Task prompt >> Exactly reproduce all the records, keeping pictures out of the copy.
━━━━━ Supplied records
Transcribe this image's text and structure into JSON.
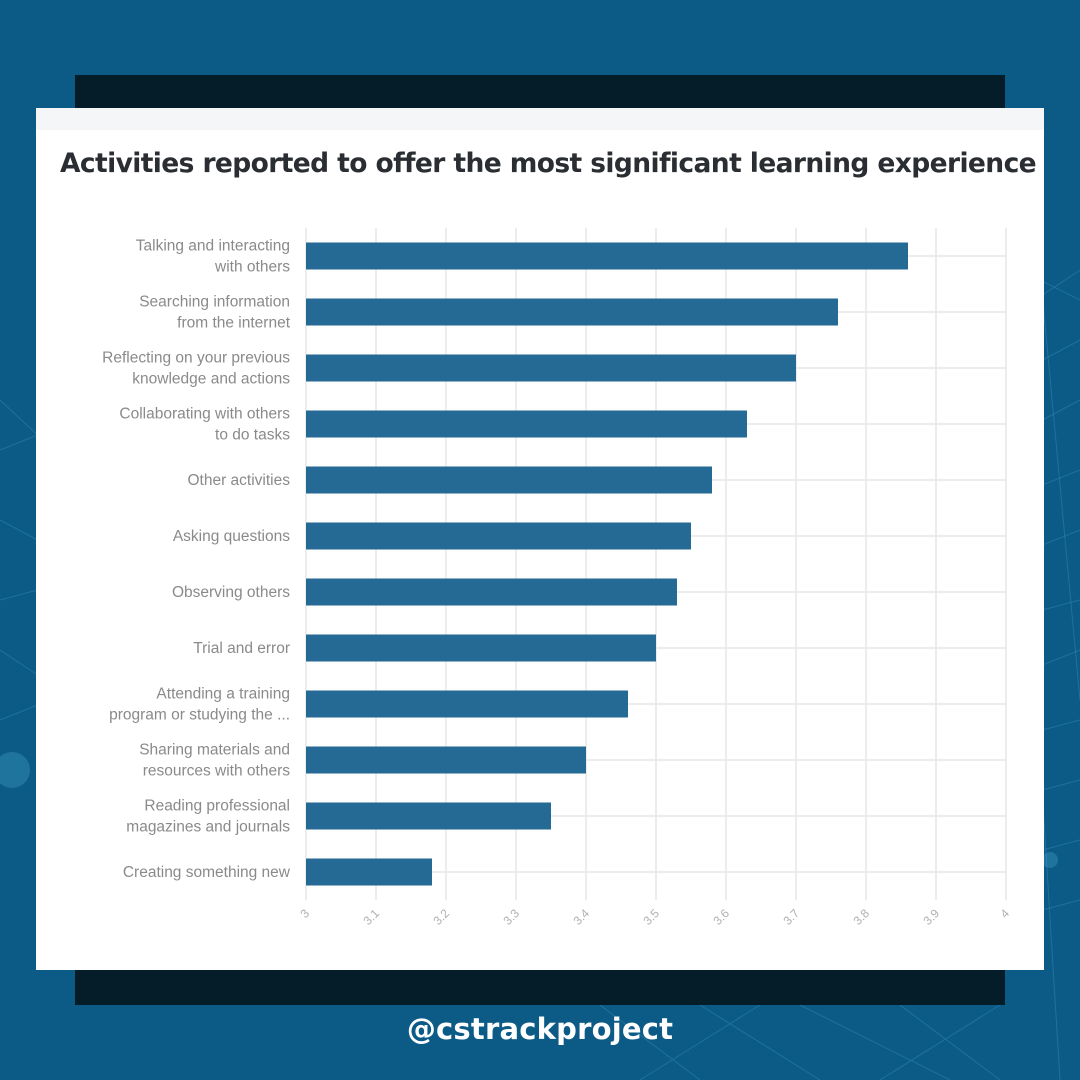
{
  "colors": {
    "background": "#0b5b86",
    "panel": "#051c29",
    "card": "#ffffff",
    "bar": "#256a94",
    "grid": "#e6e6e6",
    "label": "#8a8a8a"
  },
  "handle": "@cstrackproject",
  "chart_data": {
    "type": "bar",
    "orientation": "horizontal",
    "title": "Activities reported to offer the most significant learning experience",
    "xlabel": "",
    "ylabel": "",
    "xlim": [
      3,
      4
    ],
    "grid": true,
    "ticks": [
      "3",
      "3.1",
      "3.2",
      "3.3",
      "3.4",
      "3.5",
      "3.6",
      "3.7",
      "3.8",
      "3.9",
      "4"
    ],
    "categories": [
      [
        "Talking and interacting",
        "with others"
      ],
      [
        "Searching information",
        "from the internet"
      ],
      [
        "Reflecting on your previous",
        "knowledge and actions"
      ],
      [
        "Collaborating with others",
        "to do tasks"
      ],
      [
        "Other activities"
      ],
      [
        "Asking questions"
      ],
      [
        "Observing others"
      ],
      [
        "Trial and error"
      ],
      [
        "Attending a training",
        "program or studying the ..."
      ],
      [
        "Sharing materials and",
        "resources with others"
      ],
      [
        "Reading professional",
        "magazines and journals"
      ],
      [
        "Creating something new"
      ]
    ],
    "values": [
      3.86,
      3.76,
      3.7,
      3.63,
      3.58,
      3.55,
      3.53,
      3.5,
      3.46,
      3.4,
      3.35,
      3.18
    ]
  }
}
━━━━━━━━━━
Exercise output >>
Transcribe this image's text and structure into JSON.
{
  "colors": {
    "background": "#0b5b86",
    "panel": "#051c29",
    "card": "#ffffff",
    "bar": "#256a94",
    "grid": "#e6e6e6",
    "label": "#8a8a8a"
  },
  "handle": "@cstrackproject",
  "chart_data": {
    "type": "bar",
    "orientation": "horizontal",
    "title": "Activities reported to offer the most significant learning experience",
    "xlabel": "",
    "ylabel": "",
    "xlim": [
      3,
      4
    ],
    "grid": true,
    "ticks": [
      "3",
      "3.1",
      "3.2",
      "3.3",
      "3.4",
      "3.5",
      "3.6",
      "3.7",
      "3.8",
      "3.9",
      "4"
    ],
    "categories": [
      [
        "Talking and interacting",
        "with others"
      ],
      [
        "Searching information",
        "from the internet"
      ],
      [
        "Reflecting on your previous",
        "knowledge and actions"
      ],
      [
        "Collaborating with others",
        "to do tasks"
      ],
      [
        "Other activities"
      ],
      [
        "Asking questions"
      ],
      [
        "Observing others"
      ],
      [
        "Trial and error"
      ],
      [
        "Attending a training",
        "program or studying the ..."
      ],
      [
        "Sharing materials and",
        "resources with others"
      ],
      [
        "Reading professional",
        "magazines and journals"
      ],
      [
        "Creating something new"
      ]
    ],
    "values": [
      3.86,
      3.76,
      3.7,
      3.63,
      3.58,
      3.55,
      3.53,
      3.5,
      3.46,
      3.4,
      3.35,
      3.18
    ]
  }
}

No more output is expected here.